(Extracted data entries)

<<<<

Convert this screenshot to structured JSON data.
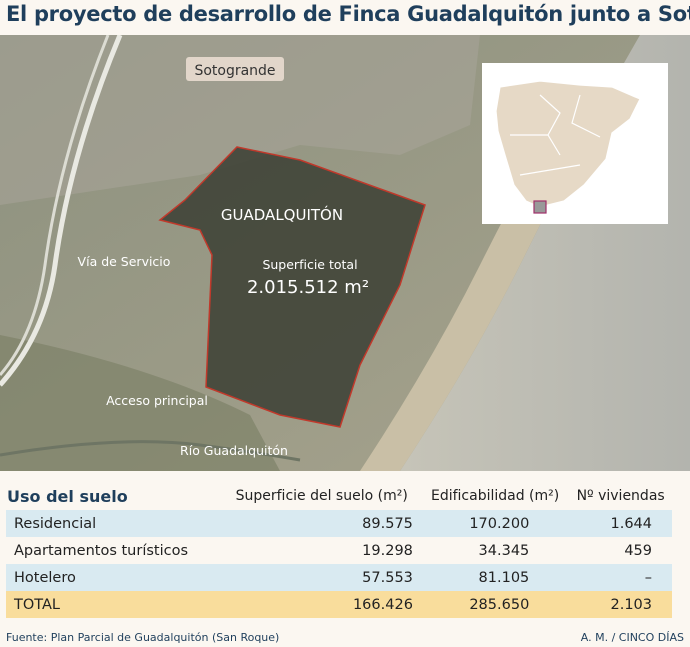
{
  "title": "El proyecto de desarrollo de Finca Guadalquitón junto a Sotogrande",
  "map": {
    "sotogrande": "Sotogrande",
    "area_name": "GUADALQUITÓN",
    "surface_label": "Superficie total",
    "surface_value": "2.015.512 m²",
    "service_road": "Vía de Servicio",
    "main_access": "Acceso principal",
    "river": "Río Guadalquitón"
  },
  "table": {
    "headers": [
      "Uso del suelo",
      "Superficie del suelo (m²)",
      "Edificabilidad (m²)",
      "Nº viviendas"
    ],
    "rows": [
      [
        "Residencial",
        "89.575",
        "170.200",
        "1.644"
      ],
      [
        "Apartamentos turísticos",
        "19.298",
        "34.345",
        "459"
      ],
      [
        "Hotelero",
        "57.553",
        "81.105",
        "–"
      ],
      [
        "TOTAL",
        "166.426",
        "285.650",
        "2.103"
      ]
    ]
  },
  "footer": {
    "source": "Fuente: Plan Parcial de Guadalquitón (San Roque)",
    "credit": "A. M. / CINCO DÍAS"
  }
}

>>>>

▶ _Brief_
Return all lines containing "Sotogrande".

▶ _The answer_
  "title": "El proyecto de desarrollo de Finca Guadalquitón junto a Sotogrande",
    "sotogrande": "Sotogrande",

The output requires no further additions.